+++ PROVIDED DATA

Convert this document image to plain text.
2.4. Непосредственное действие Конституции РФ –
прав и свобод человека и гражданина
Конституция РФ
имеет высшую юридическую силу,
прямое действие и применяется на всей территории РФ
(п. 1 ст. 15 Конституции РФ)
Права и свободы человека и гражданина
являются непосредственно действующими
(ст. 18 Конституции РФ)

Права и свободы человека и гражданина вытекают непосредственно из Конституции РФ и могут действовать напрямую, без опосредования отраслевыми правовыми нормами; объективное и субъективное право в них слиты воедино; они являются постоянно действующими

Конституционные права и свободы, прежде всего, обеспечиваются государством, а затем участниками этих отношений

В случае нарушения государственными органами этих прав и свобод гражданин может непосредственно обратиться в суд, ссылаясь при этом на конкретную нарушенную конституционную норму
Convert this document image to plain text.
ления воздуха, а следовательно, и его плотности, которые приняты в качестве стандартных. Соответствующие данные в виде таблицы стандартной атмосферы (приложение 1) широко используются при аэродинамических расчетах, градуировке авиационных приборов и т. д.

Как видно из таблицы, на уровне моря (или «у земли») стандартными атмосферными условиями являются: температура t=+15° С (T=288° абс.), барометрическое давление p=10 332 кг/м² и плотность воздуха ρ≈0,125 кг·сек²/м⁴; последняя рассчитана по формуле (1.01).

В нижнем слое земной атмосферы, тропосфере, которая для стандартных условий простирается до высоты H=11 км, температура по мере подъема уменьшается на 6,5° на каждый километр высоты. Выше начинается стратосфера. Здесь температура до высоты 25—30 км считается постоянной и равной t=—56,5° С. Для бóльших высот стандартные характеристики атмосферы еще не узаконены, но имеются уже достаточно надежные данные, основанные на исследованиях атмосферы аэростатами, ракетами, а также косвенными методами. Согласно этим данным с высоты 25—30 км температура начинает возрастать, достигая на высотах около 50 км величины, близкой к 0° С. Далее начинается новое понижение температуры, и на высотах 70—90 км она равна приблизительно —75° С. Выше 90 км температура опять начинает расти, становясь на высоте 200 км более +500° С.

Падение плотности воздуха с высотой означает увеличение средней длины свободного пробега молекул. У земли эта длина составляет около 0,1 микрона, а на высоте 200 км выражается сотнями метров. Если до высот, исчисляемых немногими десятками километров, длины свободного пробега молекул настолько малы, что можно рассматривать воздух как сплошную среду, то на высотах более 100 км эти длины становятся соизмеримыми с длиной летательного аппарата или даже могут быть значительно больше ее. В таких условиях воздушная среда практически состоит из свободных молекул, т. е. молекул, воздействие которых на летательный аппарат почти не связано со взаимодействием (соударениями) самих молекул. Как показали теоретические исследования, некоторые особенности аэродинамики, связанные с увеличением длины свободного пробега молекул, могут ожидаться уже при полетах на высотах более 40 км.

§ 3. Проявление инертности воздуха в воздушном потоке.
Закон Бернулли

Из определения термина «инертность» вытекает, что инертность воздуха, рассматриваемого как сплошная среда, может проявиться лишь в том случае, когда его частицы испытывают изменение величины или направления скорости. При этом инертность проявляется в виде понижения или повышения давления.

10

++++++

§ TASK REQUIREMENTS:
Identify each line containing the string "этих" and copy it out.

§ RESULT FOR THIS EXERCISE:
Конституционные права и свободы, прежде всего, обеспечиваются государством, а затем участниками этих отношений
В случае нарушения государственными органами этих прав и свобод гражданин может непосредственно обратиться в суд, ссылаясь при этом на конкретную нарушенную конституционную норму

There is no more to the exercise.